[START OF Data lines]

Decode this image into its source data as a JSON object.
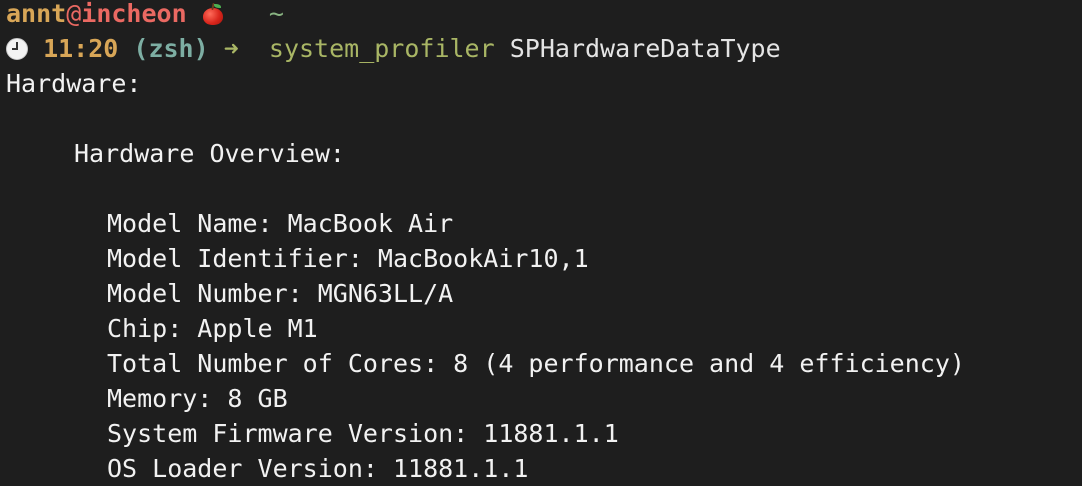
{
  "prompt": {
    "user": "annt",
    "at": "@",
    "host": "incheon",
    "apple_icon": "red-apple-emoji",
    "cwd": "~"
  },
  "command_line": {
    "clock_icon": "clock-emoji",
    "time": "11:20",
    "shell": "(zsh)",
    "arrow": "➜",
    "command": "system_profiler",
    "argument": "SPHardwareDataType"
  },
  "output": {
    "heading": "Hardware:",
    "section": "Hardware Overview:",
    "lines": [
      "Model Name: MacBook Air",
      "Model Identifier: MacBookAir10,1",
      "Model Number: MGN63LL/A",
      "Chip: Apple M1",
      "Total Number of Cores: 8 (4 performance and 4 efficiency)",
      "Memory: 8 GB",
      "System Firmware Version: 11881.1.1",
      "OS Loader Version: 11881.1.1"
    ]
  },
  "colors": {
    "background": "#1e1e1e",
    "foreground": "#f2f2f2",
    "user": "#d8a657",
    "host": "#ea6962",
    "cwd": "#89b482",
    "time": "#d8a657",
    "shell": "#7daea3",
    "command": "#a9b665"
  }
}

[END OF Data lines]

**Your instructions**
Copy out each record shown above without alteration, skipping any picture.

**Written response**
Decode this image into its source data as a JSON object.
{
  "prompt": {
    "user": "annt",
    "at": "@",
    "host": "incheon",
    "apple_icon": "red-apple-emoji",
    "cwd": "~"
  },
  "command_line": {
    "clock_icon": "clock-emoji",
    "time": "11:20",
    "shell": "(zsh)",
    "arrow": "➜",
    "command": "system_profiler",
    "argument": "SPHardwareDataType"
  },
  "output": {
    "heading": "Hardware:",
    "section": "Hardware Overview:",
    "lines": [
      "Model Name: MacBook Air",
      "Model Identifier: MacBookAir10,1",
      "Model Number: MGN63LL/A",
      "Chip: Apple M1",
      "Total Number of Cores: 8 (4 performance and 4 efficiency)",
      "Memory: 8 GB",
      "System Firmware Version: 11881.1.1",
      "OS Loader Version: 11881.1.1"
    ]
  },
  "colors": {
    "background": "#1e1e1e",
    "foreground": "#f2f2f2",
    "user": "#d8a657",
    "host": "#ea6962",
    "cwd": "#89b482",
    "time": "#d8a657",
    "shell": "#7daea3",
    "command": "#a9b665"
  }
}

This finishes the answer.